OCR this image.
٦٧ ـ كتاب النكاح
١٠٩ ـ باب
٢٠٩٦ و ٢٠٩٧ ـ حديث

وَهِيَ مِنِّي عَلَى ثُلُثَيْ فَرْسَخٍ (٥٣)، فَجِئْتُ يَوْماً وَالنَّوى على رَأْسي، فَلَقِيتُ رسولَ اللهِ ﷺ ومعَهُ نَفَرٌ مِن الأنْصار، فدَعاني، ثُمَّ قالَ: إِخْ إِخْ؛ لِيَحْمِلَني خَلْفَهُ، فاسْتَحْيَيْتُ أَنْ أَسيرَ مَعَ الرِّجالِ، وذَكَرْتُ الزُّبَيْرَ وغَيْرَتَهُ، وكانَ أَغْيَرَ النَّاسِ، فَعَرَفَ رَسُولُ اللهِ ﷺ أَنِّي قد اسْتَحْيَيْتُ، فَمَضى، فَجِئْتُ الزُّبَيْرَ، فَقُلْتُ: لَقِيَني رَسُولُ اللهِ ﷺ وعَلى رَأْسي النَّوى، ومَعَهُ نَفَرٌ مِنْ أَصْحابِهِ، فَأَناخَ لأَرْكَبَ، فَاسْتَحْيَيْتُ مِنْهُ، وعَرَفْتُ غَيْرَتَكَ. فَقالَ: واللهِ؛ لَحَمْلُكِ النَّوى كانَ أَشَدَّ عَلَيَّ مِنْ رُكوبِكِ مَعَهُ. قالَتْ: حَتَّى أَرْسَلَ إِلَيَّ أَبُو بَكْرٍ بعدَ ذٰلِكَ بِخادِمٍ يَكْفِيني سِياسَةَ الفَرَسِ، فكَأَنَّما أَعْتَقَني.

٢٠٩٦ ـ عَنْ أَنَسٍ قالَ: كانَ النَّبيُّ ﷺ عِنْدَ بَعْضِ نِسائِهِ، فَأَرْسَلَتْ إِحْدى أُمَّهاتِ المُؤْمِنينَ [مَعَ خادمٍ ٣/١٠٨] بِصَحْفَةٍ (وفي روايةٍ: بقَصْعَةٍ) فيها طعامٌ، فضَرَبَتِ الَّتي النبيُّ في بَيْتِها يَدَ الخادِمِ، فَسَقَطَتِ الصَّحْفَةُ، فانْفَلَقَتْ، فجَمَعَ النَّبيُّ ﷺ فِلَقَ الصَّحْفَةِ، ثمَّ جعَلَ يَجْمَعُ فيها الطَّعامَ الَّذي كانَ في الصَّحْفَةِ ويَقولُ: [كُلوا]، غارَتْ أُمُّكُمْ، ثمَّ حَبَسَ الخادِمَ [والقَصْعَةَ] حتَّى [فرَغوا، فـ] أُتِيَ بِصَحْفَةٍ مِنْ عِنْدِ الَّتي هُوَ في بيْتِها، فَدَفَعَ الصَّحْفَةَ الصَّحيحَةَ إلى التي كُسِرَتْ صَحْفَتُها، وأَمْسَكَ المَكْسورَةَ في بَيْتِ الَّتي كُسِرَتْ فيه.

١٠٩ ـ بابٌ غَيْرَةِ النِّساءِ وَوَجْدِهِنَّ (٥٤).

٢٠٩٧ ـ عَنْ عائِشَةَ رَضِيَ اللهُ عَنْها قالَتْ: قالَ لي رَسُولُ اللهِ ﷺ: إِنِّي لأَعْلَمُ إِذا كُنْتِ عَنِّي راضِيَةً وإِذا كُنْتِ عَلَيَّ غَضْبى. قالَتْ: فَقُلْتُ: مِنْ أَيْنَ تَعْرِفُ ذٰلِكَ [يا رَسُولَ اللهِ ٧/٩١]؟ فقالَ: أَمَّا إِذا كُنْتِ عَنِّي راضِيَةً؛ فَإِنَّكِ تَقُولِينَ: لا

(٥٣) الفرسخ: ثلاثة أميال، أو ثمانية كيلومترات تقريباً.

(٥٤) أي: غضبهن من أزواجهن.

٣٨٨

+ + + +

## Required task
Reproduce each entry exactly, leaving out nothing.

## Exercise answer
OCR this image.
٦٧ ـ كتاب النكاح
١٠٩ ـ باب
٢٠٩٦ و ٢٠٩٧ ـ حديث

وَهِيَ مِنِّي عَلَى ثُلُثَيْ فَرْسَخٍ (٥٣)، فَجِئْتُ يَوْماً وَالنَّوى على رَأْسي، فَلَقِيتُ رسولَ اللهِ ﷺ ومعَهُ نَفَرٌ مِن الأنْصار، فدَعاني، ثُمَّ قالَ: إِخْ إِخْ؛ لِيَحْمِلَني خَلْفَهُ، فاسْتَحْيَيْتُ أَنْ أَسيرَ مَعَ الرِّجالِ، وذَكَرْتُ الزُّبَيْرَ وغَيْرَتَهُ، وكانَ أَغْيَرَ النَّاسِ، فَعَرَفَ رَسُولُ اللهِ ﷺ أَنِّي قد اسْتَحْيَيْتُ، فَمَضى، فَجِئْتُ الزُّبَيْرَ، فَقُلْتُ: لَقِيَني رَسُولُ اللهِ ﷺ وعَلى رَأْسي النَّوى، ومَعَهُ نَفَرٌ مِنْ أَصْحابِهِ، فَأَناخَ لأَرْكَبَ، فَاسْتَحْيَيْتُ مِنْهُ، وعَرَفْتُ غَيْرَتَكَ. فَقالَ: واللهِ؛ لَحَمْلُكِ النَّوى كانَ أَشَدَّ عَلَيَّ مِنْ رُكوبِكِ مَعَهُ. قالَتْ: حَتَّى أَرْسَلَ إِلَيَّ أَبُو بَكْرٍ بعدَ ذٰلِكَ بِخادِمٍ يَكْفِيني سِياسَةَ الفَرَسِ، فكَأَنَّما أَعْتَقَني.

٢٠٩٦ ـ عَنْ أَنَسٍ قالَ: كانَ النَّبيُّ ﷺ عِنْدَ بَعْضِ نِسائِهِ، فَأَرْسَلَتْ إِحْدى أُمَّهاتِ المُؤْمِنينَ [مَعَ خادمٍ ٣/١٠٨] بِصَحْفَةٍ (وفي روايةٍ: بقَصْعَةٍ) فيها طعامٌ، فضَرَبَتِ الَّتي النبيُّ في بَيْتِها يَدَ الخادِمِ، فَسَقَطَتِ الصَّحْفَةُ، فانْفَلَقَتْ، فجَمَعَ النَّبيُّ ﷺ فِلَقَ الصَّحْفَةِ، ثمَّ جعَلَ يَجْمَعُ فيها الطَّعامَ الَّذي كانَ في الصَّحْفَةِ ويَقولُ: [كُلوا]، غارَتْ أُمُّكُمْ، ثمَّ حَبَسَ الخادِمَ [والقَصْعَةَ] حتَّى [فرَغوا، فـ] أُتِيَ بِصَحْفَةٍ مِنْ عِنْدِ الَّتي هُوَ في بيْتِها، فَدَفَعَ الصَّحْفَةَ الصَّحيحَةَ إلى التي كُسِرَتْ صَحْفَتُها، وأَمْسَكَ المَكْسورَةَ في بَيْتِ الَّتي كُسِرَتْ فيه.

١٠٩ ـ بابٌ غَيْرَةِ النِّساءِ وَوَجْدِهِنَّ (٥٤).

٢٠٩٧ ـ عَنْ عائِشَةَ رَضِيَ اللهُ عَنْها قالَتْ: قالَ لي رَسُولُ اللهِ ﷺ: إِنِّي لأَعْلَمُ إِذا كُنْتِ عَنِّي راضِيَةً وإِذا كُنْتِ عَلَيَّ غَضْبى. قالَتْ: فَقُلْتُ: مِنْ أَيْنَ تَعْرِفُ ذٰلِكَ [يا رَسُولَ اللهِ ٧/٩١]؟ فقالَ: أَمَّا إِذا كُنْتِ عَنِّي راضِيَةً؛ فَإِنَّكِ تَقُولِينَ: لا

(٥٣) الفرسخ: ثلاثة أميال، أو ثمانية كيلومترات تقريباً.

(٥٤) أي: غضبهن من أزواجهن.

٣٨٨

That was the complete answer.